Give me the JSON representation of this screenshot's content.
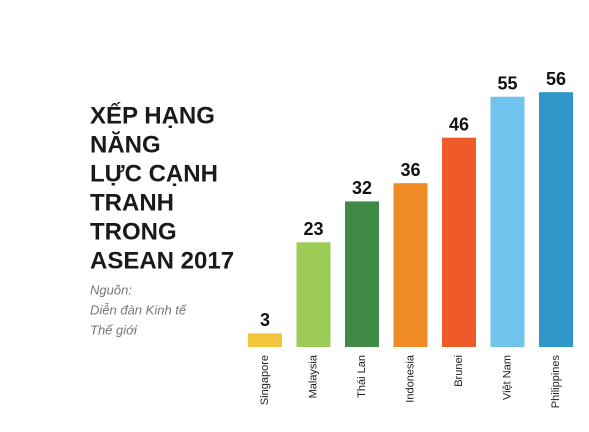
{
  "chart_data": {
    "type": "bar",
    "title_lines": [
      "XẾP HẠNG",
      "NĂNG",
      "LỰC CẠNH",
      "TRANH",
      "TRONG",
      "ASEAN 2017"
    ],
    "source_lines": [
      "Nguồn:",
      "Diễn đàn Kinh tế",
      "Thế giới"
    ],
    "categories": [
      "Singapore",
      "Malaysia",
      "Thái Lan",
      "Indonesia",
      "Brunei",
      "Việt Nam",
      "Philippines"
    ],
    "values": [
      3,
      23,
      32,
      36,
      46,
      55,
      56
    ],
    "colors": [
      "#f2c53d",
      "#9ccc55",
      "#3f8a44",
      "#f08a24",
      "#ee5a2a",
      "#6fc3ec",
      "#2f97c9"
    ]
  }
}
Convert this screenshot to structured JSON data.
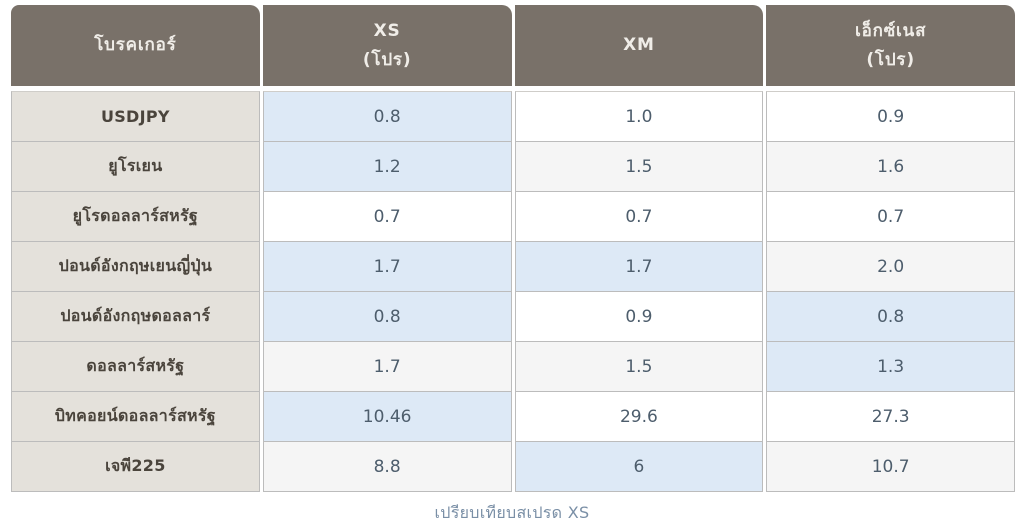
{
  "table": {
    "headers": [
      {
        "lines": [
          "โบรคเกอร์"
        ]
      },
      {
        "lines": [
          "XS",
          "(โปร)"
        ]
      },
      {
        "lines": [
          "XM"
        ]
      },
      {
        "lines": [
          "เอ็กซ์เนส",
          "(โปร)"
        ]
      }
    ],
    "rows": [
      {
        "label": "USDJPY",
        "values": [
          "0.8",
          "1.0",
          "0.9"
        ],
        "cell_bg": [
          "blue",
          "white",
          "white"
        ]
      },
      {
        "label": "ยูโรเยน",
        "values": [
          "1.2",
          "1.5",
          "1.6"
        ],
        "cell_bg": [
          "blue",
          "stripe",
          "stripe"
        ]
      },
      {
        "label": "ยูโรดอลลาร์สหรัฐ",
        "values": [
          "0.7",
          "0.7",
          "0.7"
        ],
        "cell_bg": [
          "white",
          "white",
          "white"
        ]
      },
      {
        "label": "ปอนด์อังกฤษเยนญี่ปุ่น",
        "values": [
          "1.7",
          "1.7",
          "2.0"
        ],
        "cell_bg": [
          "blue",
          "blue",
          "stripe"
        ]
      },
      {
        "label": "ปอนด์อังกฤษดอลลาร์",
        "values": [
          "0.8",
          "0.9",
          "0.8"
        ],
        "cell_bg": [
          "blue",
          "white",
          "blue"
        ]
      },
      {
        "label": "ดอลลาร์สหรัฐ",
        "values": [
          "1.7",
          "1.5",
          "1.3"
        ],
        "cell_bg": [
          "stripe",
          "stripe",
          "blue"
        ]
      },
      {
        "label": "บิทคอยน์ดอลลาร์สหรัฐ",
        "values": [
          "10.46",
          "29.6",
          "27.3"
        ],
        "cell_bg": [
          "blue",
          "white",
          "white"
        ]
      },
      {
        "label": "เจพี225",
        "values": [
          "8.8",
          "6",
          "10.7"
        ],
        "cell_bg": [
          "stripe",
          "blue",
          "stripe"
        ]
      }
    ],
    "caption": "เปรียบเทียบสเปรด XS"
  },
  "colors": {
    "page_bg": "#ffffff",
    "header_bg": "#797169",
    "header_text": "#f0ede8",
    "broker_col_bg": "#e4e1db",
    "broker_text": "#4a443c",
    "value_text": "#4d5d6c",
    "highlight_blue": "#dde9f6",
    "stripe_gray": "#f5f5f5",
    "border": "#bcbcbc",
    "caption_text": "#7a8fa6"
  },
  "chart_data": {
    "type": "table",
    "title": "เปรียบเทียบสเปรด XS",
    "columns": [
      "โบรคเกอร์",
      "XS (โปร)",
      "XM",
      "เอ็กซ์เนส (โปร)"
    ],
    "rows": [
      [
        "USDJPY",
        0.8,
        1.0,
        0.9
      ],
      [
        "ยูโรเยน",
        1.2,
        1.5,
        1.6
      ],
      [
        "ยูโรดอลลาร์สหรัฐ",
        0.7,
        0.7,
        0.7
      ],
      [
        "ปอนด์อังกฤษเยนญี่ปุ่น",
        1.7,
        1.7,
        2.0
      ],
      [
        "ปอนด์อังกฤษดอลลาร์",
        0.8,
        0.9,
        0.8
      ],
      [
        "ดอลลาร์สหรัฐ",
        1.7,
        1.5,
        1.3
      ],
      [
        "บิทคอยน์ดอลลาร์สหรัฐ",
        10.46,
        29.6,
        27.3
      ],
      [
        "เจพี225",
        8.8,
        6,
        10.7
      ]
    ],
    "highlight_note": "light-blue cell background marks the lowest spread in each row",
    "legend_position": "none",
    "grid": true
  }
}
--*--
> _Problem description_
How many of the lines in the listing above hold the word "this"? Report only that figure.

> _Correct result_
2